• _Your objective_
Are you able to retype all the records below exactly?
## BEGIN
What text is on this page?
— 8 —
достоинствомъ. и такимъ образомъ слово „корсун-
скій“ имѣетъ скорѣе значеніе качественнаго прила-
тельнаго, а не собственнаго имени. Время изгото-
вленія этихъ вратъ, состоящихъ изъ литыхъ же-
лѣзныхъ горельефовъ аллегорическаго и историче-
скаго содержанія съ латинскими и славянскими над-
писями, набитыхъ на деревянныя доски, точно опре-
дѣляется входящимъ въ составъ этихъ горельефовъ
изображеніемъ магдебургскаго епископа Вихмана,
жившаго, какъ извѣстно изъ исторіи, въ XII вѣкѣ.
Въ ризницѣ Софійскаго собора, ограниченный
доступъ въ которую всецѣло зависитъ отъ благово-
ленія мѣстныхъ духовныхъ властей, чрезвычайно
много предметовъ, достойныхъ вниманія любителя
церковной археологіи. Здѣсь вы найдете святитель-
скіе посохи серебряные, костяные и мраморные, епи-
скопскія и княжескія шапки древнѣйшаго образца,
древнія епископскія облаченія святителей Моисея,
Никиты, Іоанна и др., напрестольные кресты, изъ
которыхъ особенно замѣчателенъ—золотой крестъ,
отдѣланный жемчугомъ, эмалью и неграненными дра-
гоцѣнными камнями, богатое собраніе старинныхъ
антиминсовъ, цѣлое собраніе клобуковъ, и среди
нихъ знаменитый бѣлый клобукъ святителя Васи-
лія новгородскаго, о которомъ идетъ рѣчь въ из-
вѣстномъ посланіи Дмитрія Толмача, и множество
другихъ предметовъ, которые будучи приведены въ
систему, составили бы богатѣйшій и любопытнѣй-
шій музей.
## END
• _Response to this task_
What text is on this page?
— 8 —
достоинствомъ. и такимъ образомъ слово „корсун-
скій“ имѣетъ скорѣе значеніе качественнаго прила-
тельнаго, а не собственнаго имени. Время изгото-
вленія этихъ вратъ, состоящихъ изъ литыхъ же-
лѣзныхъ горельефовъ аллегорическаго и историче-
скаго содержанія съ латинскими и славянскими над-
писями, набитыхъ на деревянныя доски, точно опре-
дѣляется входящимъ въ составъ этихъ горельефовъ
изображеніемъ магдебургскаго епископа Вихмана,
жившаго, какъ извѣстно изъ исторіи, въ XII вѣкѣ.
Въ ризницѣ Софійскаго собора, ограниченный
доступъ въ которую всецѣло зависитъ отъ благово-
ленія мѣстныхъ духовныхъ властей, чрезвычайно
много предметовъ, достойныхъ вниманія любителя
церковной археологіи. Здѣсь вы найдете святитель-
скіе посохи серебряные, костяные и мраморные, епи-
скопскія и княжескія шапки древнѣйшаго образца,
древнія епископскія облаченія святителей Моисея,
Никиты, Іоанна и др., напрестольные кресты, изъ
которыхъ особенно замѣчателенъ—золотой крестъ,
отдѣланный жемчугомъ, эмалью и неграненными дра-
гоцѣнными камнями, богатое собраніе старинныхъ
антиминсовъ, цѣлое собраніе клобуковъ, и среди
нихъ знаменитый бѣлый клобукъ святителя Васи-
лія новгородскаго, о которомъ идетъ рѣчь въ из-
вѣстномъ посланіи Дмитрія Толмача, и множество
другихъ предметовъ, которые будучи приведены въ
систему, составили бы богатѣйшій и любопытнѣй-
шій музей.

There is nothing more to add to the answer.